> **SHORT EXERCISE**
Please copy every line of the records below that holds the word "duplicate".

** Start of MATERIAL FOR THIS EXERCISE **

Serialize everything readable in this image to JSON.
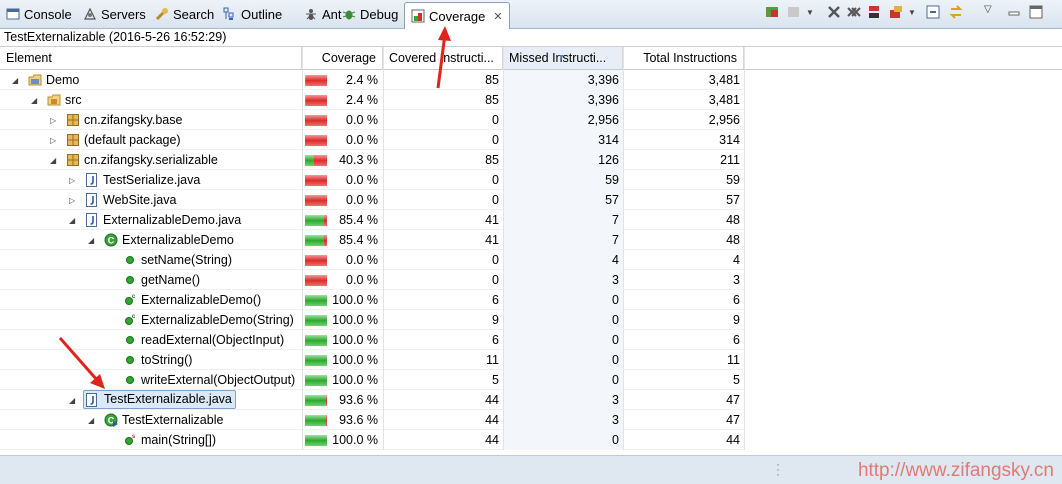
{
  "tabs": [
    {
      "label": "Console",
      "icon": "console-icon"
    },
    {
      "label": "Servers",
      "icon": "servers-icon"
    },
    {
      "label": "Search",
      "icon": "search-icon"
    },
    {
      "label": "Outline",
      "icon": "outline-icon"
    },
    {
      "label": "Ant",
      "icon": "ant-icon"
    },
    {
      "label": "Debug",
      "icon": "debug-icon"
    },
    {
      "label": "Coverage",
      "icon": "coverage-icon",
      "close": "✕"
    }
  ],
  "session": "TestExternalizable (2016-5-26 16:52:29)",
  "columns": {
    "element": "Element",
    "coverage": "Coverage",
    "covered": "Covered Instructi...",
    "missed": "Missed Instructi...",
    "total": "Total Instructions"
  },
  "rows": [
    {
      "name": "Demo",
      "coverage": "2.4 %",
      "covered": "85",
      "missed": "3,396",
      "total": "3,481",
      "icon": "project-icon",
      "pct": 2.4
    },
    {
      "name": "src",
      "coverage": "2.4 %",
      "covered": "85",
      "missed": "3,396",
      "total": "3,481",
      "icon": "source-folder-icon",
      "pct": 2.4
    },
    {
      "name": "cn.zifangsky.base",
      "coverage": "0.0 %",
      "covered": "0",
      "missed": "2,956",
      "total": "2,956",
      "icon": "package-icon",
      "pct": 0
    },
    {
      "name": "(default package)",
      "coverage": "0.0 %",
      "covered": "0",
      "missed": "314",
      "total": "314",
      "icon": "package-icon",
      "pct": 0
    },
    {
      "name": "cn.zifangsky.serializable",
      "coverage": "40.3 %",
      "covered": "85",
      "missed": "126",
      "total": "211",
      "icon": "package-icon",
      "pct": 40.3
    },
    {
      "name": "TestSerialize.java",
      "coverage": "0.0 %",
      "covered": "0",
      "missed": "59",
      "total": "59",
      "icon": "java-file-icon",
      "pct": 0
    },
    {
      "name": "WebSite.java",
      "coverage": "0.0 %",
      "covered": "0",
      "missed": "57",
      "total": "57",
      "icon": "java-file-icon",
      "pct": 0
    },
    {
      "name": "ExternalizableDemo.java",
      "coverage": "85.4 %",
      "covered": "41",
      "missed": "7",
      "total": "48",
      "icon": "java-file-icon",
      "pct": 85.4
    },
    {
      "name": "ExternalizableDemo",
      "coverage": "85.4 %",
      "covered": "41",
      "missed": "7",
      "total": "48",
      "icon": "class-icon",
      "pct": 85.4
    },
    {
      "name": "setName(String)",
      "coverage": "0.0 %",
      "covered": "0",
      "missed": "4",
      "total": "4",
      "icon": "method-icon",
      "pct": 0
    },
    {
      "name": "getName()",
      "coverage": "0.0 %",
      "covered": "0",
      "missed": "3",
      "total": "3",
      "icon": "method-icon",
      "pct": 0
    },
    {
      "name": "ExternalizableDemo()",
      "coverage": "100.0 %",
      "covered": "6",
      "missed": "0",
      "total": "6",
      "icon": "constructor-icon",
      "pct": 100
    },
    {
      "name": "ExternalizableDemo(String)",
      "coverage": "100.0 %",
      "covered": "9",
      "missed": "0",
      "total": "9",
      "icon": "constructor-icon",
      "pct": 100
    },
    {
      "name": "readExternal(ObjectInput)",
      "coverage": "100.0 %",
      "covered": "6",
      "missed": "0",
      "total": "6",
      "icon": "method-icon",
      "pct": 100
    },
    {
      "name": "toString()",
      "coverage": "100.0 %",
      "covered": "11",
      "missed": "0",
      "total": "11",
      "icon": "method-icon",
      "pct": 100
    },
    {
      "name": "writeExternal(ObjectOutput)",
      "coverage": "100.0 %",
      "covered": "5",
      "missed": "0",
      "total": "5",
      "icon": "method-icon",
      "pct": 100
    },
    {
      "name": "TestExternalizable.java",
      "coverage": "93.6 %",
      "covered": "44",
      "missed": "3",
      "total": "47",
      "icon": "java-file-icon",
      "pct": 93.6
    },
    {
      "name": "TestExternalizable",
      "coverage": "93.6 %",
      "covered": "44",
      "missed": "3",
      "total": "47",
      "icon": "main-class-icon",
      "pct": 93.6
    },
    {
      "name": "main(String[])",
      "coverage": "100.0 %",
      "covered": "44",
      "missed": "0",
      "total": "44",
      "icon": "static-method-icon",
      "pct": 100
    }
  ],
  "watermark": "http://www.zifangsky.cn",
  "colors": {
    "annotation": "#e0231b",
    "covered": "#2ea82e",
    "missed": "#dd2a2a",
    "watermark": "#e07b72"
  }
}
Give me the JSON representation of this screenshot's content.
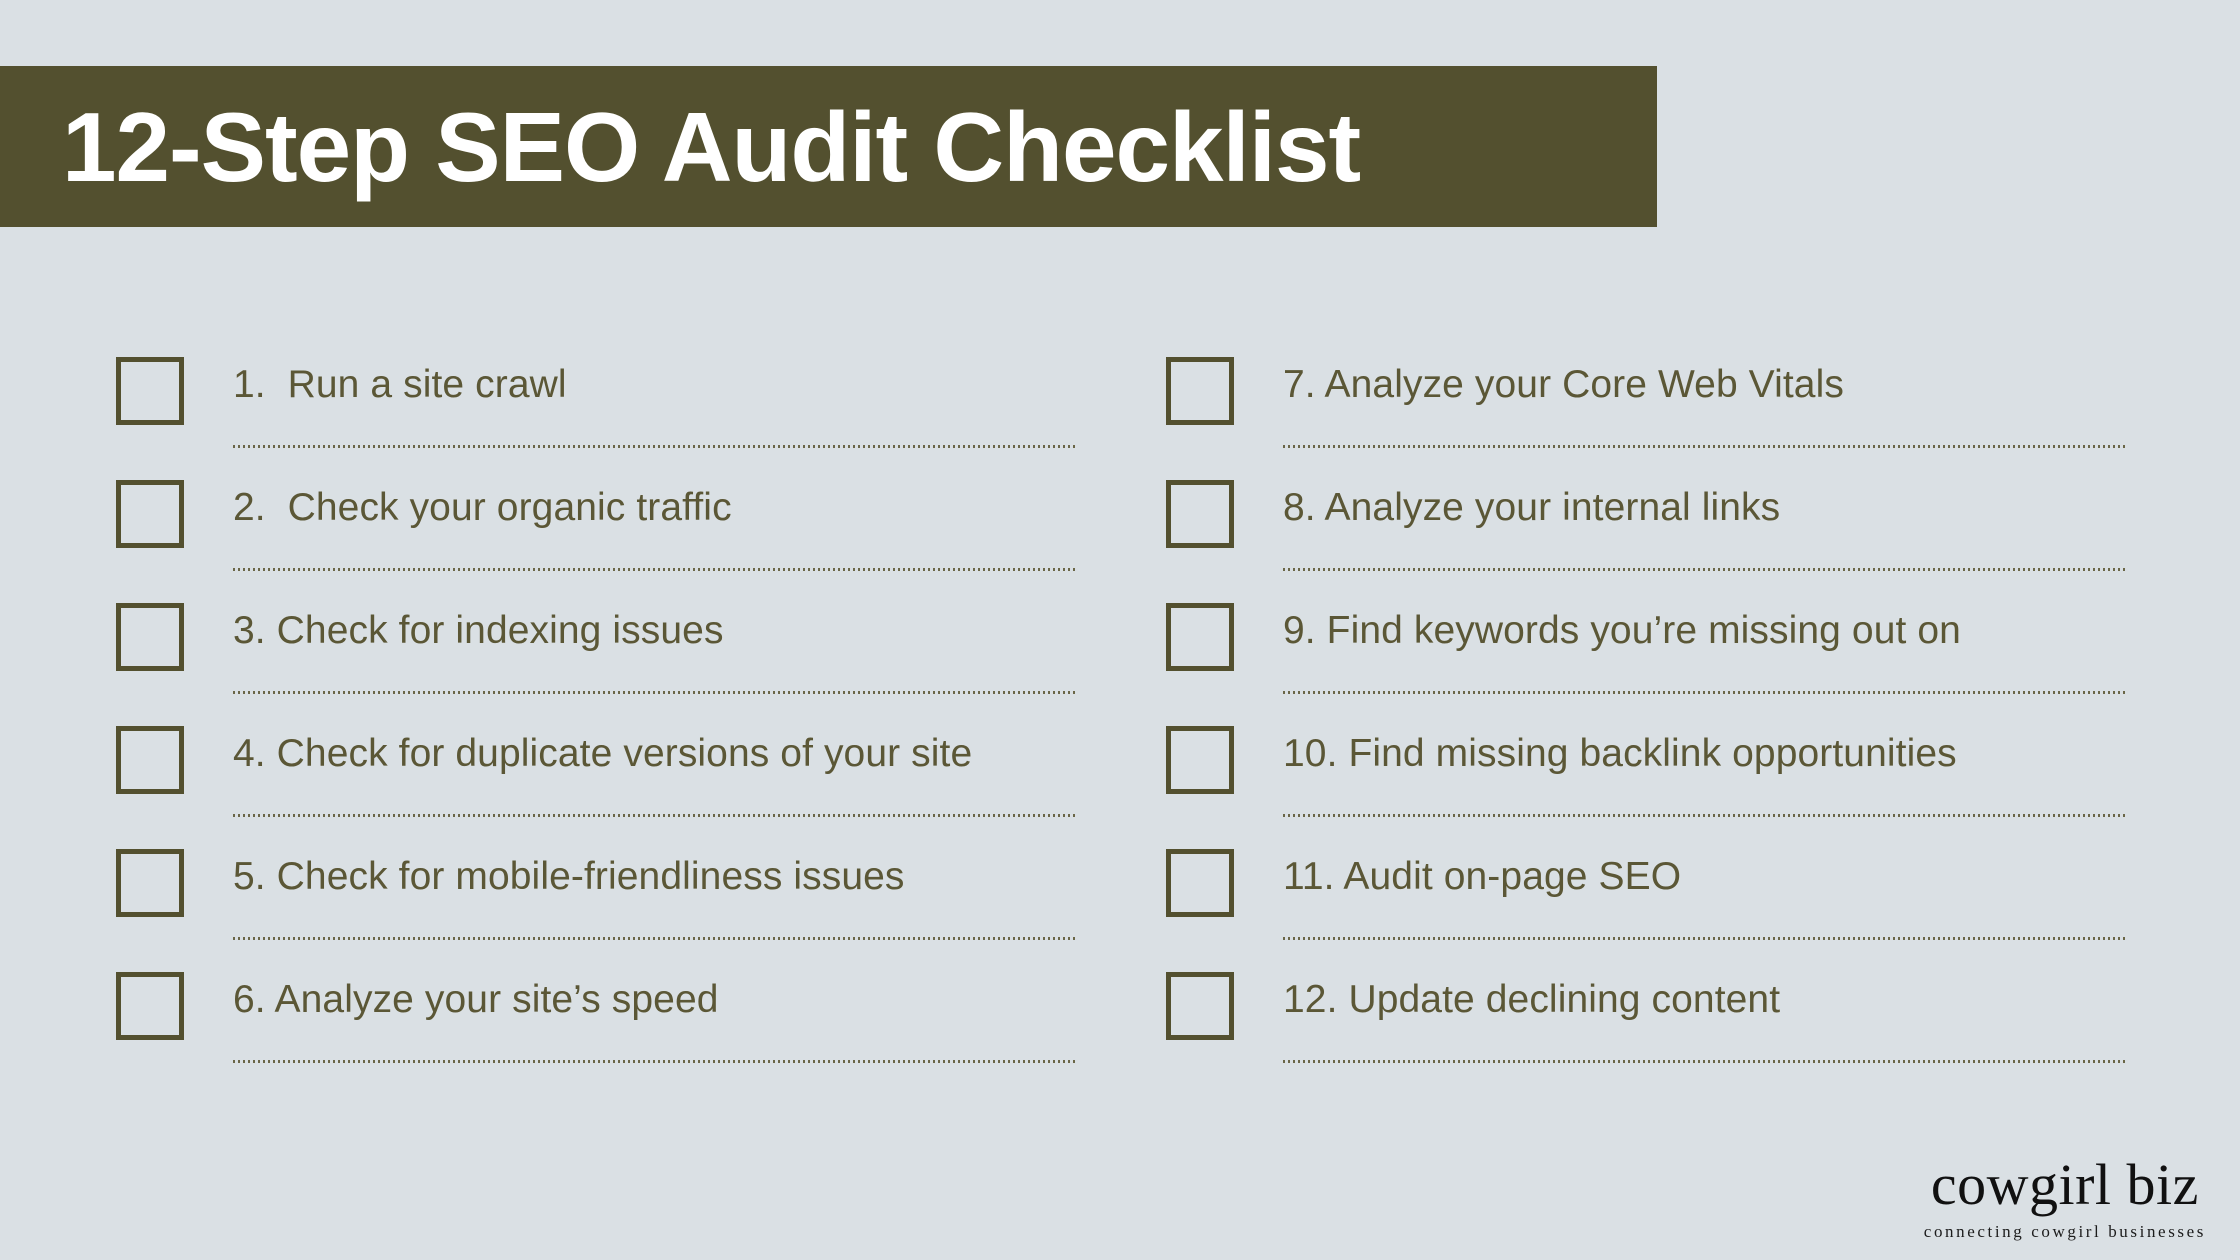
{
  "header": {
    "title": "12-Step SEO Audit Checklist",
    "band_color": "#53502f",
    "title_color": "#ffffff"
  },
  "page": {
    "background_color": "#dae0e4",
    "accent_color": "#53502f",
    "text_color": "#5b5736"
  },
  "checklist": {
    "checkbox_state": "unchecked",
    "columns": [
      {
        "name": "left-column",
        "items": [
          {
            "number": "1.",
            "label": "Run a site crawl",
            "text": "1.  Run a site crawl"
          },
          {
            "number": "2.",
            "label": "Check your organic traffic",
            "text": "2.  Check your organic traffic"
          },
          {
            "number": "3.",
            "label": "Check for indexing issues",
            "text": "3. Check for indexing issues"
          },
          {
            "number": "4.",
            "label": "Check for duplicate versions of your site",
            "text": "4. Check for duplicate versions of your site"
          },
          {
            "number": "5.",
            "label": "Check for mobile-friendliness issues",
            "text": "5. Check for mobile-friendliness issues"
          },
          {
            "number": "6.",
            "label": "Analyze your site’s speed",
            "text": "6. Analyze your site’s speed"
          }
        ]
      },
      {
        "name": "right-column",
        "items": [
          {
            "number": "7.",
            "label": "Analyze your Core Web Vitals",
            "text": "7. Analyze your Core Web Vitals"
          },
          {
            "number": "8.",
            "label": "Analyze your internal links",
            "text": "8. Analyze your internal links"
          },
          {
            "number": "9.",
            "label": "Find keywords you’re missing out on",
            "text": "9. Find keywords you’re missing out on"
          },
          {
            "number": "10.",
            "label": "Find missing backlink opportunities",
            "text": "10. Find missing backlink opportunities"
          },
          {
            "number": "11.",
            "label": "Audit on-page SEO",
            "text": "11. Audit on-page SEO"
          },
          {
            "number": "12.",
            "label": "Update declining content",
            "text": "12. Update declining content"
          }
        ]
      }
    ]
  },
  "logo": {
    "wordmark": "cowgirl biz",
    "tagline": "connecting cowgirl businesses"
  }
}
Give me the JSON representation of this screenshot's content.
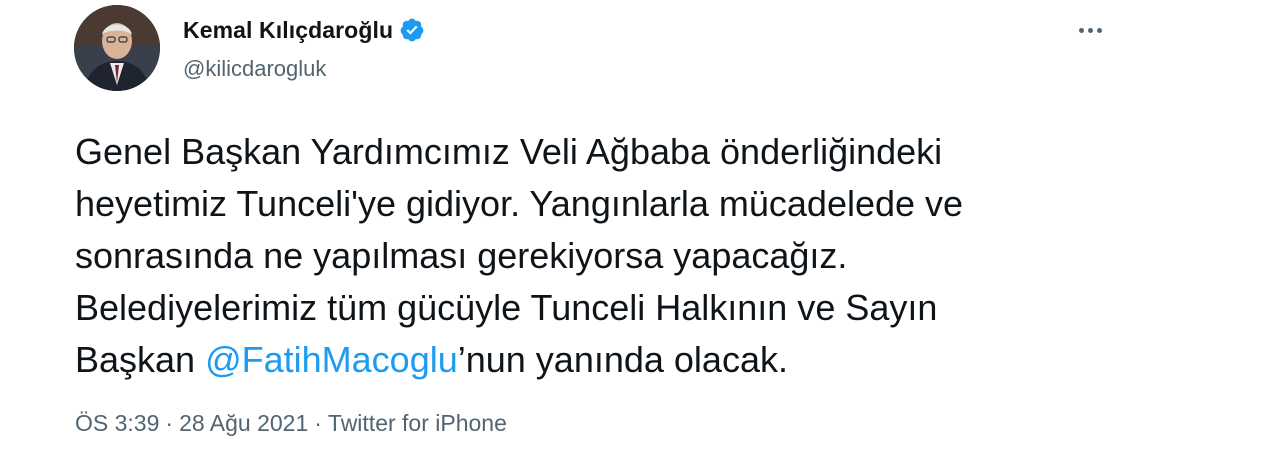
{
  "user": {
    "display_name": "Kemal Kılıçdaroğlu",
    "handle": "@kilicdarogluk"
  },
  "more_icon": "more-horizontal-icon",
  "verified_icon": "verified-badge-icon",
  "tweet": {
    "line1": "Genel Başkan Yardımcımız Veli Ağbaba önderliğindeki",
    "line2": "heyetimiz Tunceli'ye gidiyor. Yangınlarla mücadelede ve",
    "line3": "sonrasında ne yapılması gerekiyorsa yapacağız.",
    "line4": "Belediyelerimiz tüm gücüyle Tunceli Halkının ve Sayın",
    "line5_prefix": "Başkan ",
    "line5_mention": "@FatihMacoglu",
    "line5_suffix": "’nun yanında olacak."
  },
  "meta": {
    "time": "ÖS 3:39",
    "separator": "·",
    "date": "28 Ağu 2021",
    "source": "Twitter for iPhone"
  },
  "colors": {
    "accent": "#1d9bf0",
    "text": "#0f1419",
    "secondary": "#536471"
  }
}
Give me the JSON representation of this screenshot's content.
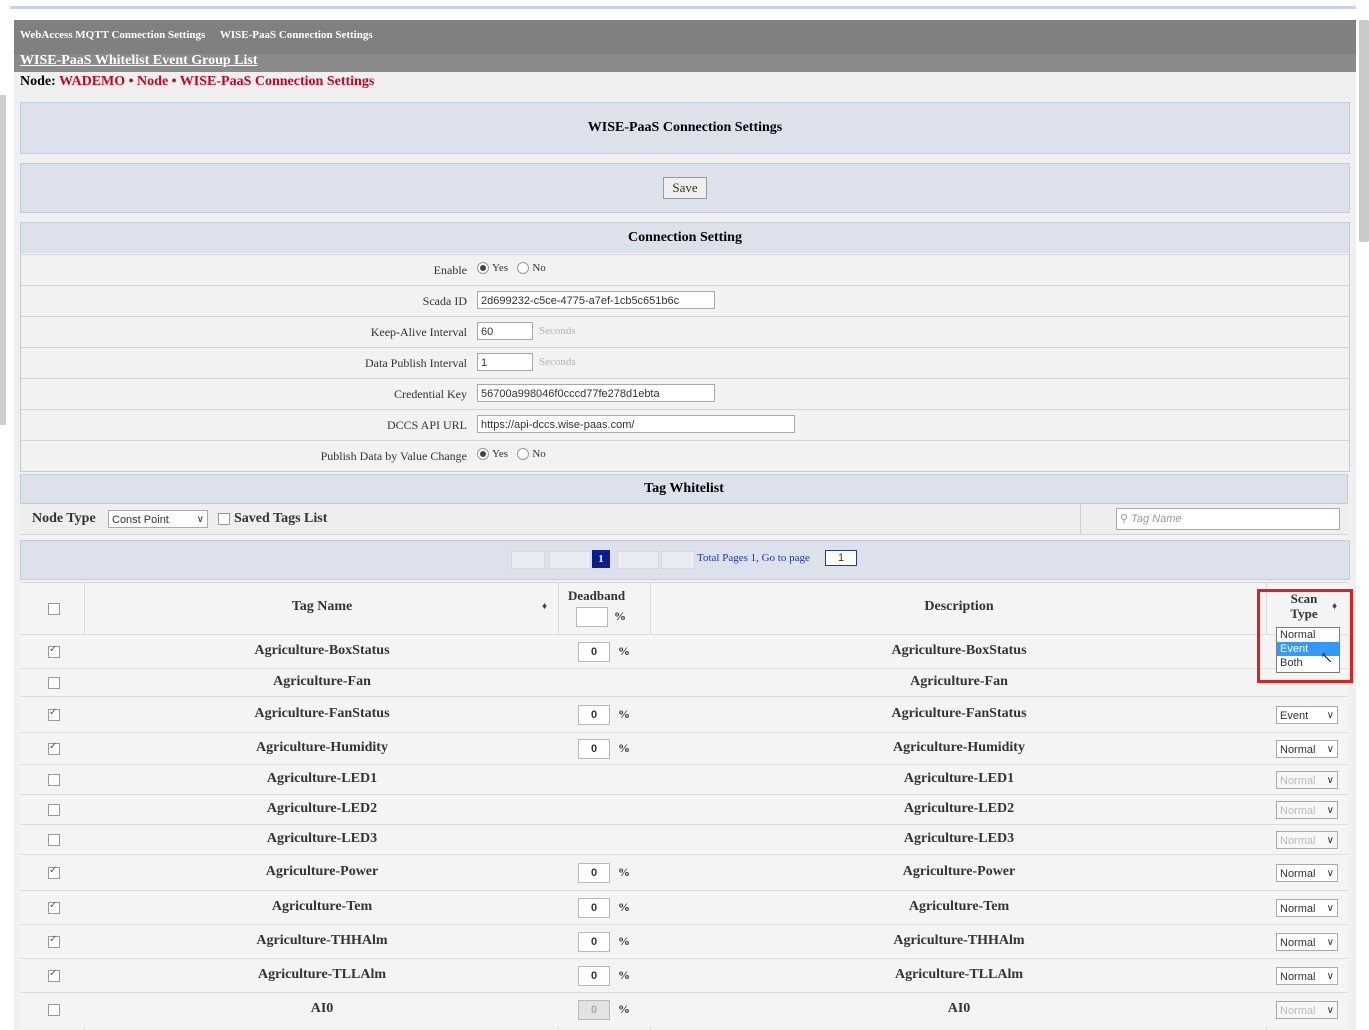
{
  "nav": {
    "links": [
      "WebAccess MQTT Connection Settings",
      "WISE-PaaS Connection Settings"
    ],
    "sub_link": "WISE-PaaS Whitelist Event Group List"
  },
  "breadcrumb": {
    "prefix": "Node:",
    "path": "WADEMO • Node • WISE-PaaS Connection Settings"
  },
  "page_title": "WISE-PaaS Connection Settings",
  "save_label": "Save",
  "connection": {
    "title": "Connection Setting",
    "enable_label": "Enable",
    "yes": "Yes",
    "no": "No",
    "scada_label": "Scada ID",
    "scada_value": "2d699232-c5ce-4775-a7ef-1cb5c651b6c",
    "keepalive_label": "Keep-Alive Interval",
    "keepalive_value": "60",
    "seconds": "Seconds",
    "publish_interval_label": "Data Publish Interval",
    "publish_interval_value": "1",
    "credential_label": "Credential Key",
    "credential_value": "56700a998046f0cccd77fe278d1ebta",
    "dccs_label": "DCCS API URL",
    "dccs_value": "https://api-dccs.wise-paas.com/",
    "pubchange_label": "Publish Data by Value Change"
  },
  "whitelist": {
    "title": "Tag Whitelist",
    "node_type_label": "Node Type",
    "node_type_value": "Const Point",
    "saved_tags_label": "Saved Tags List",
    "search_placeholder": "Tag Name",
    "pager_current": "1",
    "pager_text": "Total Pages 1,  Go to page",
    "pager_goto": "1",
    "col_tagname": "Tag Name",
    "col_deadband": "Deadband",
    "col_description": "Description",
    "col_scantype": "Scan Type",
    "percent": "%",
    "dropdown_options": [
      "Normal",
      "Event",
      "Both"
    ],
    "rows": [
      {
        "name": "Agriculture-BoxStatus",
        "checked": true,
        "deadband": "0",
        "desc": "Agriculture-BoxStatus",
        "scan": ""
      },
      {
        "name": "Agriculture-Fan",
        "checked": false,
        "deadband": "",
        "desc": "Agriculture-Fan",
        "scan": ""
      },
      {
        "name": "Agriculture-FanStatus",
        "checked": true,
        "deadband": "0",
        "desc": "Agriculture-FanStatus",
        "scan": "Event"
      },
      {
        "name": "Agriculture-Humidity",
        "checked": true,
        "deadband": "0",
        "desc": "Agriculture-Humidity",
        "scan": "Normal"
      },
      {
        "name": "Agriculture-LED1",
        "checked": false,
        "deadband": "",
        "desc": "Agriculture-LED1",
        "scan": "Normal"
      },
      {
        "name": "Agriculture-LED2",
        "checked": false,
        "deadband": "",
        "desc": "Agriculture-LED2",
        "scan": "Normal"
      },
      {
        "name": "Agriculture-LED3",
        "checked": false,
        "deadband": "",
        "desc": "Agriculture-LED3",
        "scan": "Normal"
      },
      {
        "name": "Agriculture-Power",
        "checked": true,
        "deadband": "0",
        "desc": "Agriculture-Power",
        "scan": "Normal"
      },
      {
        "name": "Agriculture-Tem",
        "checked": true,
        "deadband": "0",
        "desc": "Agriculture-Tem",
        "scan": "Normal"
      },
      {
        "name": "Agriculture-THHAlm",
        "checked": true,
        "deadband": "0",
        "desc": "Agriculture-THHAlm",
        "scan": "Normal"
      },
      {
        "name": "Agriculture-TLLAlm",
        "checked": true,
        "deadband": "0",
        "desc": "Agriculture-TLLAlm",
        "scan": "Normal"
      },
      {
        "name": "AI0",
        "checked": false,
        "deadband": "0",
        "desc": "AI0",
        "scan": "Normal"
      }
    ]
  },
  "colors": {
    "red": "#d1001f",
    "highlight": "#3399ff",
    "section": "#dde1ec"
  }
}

** End of MATERIAL FOR THIS EXERCISE **

> **COMPLETED TASK**
            "label": "Check for duplicate versions of your site",
            "text": "4. Check for duplicate versions of your site"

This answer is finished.